--- Aim ---
Your answer should be a single number: the count of lines that include "application".

Records that describe figures
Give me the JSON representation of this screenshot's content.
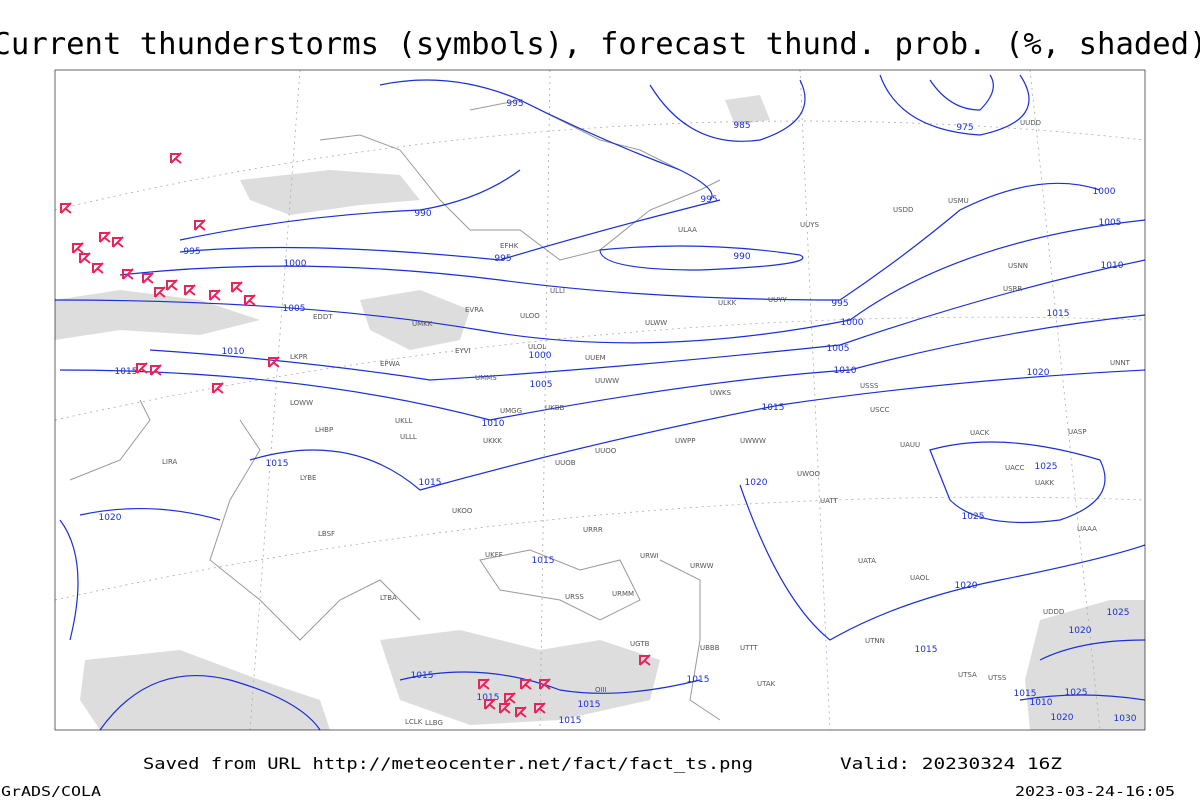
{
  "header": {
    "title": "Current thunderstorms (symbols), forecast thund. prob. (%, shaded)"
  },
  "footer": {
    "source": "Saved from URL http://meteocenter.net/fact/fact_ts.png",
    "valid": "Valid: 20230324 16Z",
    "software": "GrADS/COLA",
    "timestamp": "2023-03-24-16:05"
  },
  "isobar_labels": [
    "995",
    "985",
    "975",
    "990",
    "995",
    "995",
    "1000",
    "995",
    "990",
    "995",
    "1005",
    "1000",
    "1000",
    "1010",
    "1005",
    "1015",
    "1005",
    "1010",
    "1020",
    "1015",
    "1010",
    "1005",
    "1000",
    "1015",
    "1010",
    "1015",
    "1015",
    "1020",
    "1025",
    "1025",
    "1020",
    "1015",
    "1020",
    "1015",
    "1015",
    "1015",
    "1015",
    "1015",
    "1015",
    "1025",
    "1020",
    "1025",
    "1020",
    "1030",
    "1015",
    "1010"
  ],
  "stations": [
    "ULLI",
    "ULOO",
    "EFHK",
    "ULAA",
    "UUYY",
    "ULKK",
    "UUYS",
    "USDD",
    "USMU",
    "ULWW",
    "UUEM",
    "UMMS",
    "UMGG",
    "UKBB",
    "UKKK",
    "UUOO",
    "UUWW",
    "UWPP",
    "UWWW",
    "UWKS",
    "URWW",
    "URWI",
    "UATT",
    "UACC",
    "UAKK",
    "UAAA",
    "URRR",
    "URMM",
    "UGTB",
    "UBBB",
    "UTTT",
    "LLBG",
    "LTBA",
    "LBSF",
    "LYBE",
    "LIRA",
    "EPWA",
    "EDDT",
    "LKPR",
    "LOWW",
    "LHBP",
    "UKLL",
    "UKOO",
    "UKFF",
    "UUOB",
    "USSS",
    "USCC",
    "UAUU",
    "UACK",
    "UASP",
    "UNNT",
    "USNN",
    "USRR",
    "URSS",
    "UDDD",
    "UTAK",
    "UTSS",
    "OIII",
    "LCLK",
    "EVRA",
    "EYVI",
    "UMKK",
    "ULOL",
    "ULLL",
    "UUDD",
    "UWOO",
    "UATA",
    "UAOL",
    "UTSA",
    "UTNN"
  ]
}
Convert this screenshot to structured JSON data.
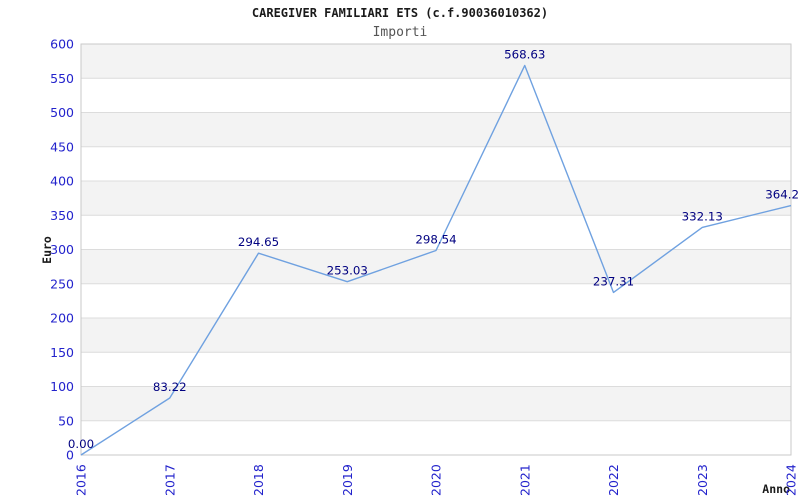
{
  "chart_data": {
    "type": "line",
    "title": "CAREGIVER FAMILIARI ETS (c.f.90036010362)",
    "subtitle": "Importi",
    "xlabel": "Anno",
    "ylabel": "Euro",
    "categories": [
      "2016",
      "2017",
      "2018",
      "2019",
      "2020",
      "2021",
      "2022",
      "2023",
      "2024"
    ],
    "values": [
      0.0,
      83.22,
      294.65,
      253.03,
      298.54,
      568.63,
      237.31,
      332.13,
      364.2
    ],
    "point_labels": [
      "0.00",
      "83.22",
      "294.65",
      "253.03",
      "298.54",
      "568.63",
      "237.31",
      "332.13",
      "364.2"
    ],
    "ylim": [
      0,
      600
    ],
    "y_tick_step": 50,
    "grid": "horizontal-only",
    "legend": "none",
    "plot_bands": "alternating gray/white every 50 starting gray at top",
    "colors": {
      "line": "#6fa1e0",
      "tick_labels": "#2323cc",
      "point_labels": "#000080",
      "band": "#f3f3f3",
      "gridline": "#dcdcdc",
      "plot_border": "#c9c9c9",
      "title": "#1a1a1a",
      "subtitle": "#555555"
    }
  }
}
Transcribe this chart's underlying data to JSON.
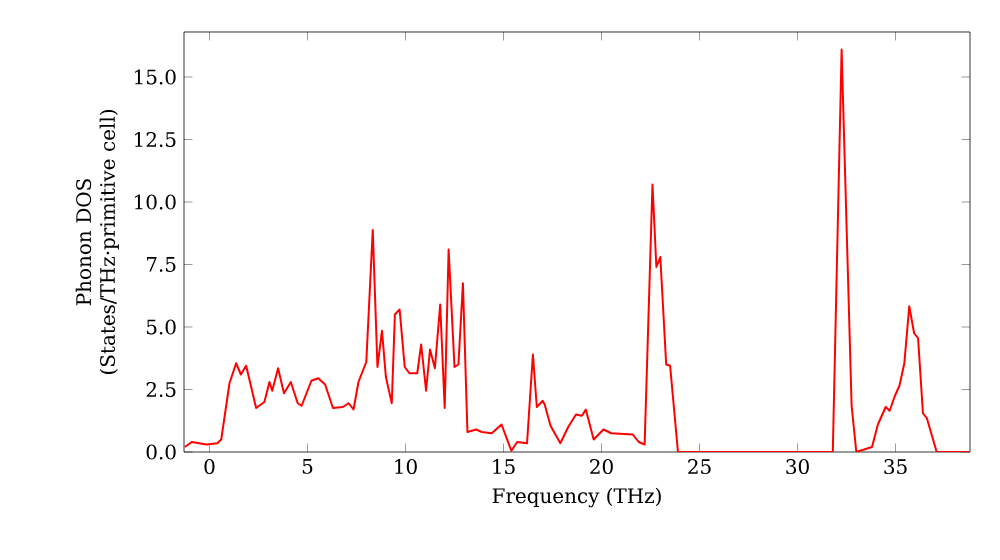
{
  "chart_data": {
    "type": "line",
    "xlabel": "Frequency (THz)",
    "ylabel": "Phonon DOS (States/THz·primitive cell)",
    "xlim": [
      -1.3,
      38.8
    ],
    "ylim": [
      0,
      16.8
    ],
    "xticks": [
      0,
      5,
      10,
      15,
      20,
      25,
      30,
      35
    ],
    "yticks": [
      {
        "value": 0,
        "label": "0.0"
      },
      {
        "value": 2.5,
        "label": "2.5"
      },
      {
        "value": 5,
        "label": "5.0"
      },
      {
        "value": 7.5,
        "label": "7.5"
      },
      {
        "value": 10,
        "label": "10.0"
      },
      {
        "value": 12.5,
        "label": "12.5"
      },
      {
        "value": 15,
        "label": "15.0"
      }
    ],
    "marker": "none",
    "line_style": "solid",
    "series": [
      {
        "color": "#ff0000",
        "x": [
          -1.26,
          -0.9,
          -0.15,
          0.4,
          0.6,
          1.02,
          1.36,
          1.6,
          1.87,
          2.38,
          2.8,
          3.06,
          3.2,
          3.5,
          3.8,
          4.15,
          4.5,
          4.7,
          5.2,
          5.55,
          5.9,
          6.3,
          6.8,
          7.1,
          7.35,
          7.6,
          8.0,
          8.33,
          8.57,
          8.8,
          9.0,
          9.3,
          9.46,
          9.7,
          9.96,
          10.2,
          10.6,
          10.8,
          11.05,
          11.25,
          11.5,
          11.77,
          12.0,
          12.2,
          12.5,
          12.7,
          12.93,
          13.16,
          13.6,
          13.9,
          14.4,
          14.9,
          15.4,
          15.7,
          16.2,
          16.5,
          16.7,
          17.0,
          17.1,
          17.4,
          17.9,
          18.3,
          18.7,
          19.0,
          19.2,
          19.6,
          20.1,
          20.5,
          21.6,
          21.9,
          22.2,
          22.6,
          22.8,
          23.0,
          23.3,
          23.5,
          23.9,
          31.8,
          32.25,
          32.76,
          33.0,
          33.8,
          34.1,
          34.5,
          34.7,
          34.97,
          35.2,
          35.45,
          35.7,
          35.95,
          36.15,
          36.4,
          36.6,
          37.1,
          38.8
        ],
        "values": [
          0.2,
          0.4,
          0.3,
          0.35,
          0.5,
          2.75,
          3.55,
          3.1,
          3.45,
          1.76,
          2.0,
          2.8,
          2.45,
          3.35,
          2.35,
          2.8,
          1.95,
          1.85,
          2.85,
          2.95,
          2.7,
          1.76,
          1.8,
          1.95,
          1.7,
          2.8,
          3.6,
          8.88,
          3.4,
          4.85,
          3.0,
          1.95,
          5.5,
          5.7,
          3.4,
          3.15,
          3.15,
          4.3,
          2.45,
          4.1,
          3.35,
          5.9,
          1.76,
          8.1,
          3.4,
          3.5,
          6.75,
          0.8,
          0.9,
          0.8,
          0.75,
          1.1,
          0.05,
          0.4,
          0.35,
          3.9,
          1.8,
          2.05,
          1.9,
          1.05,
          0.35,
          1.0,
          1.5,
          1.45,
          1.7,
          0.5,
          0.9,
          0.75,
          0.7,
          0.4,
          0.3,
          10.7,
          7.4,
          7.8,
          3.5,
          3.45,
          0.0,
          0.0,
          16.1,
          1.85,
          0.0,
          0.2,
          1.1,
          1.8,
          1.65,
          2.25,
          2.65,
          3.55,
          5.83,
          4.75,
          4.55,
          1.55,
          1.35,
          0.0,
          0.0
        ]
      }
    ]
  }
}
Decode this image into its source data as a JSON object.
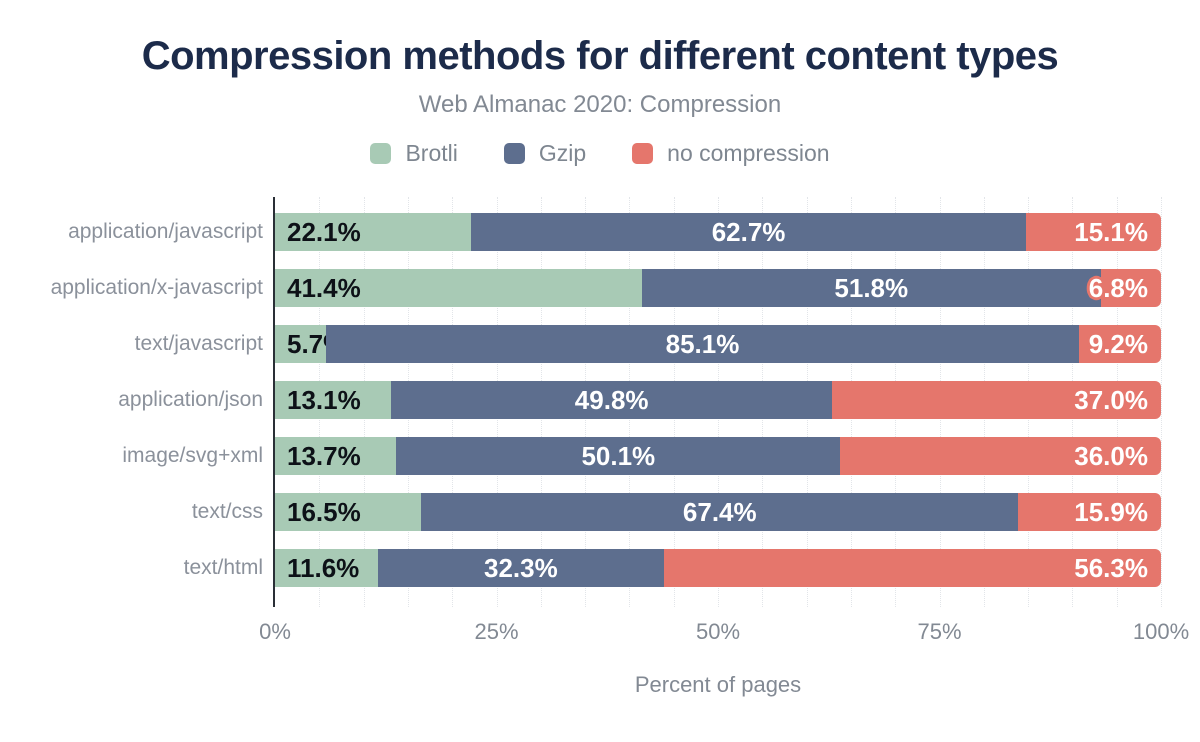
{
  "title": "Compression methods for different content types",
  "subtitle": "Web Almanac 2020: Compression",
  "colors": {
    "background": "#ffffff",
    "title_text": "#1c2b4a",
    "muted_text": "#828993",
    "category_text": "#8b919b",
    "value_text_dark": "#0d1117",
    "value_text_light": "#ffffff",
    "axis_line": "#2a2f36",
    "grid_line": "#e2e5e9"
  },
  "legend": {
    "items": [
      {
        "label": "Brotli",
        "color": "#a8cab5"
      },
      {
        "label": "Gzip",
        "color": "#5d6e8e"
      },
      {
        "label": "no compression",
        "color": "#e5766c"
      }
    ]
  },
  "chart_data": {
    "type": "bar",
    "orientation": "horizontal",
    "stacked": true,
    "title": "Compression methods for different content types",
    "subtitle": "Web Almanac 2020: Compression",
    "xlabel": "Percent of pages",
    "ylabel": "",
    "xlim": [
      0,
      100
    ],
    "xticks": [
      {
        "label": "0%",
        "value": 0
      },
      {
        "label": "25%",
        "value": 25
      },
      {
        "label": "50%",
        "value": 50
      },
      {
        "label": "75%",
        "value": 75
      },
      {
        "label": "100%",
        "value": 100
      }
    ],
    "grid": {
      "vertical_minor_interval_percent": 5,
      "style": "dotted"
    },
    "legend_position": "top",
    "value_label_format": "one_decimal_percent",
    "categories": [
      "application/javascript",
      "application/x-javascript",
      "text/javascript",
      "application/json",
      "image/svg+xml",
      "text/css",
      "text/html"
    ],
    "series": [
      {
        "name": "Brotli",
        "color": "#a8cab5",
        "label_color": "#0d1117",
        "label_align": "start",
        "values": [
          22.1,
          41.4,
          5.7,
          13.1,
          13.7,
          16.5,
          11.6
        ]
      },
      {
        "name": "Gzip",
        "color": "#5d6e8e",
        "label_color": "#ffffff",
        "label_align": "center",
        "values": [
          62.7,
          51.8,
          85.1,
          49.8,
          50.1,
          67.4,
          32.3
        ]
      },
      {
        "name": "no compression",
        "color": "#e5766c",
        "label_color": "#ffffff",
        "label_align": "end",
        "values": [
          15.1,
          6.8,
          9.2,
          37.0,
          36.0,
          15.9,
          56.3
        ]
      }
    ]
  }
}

--- Response ---
3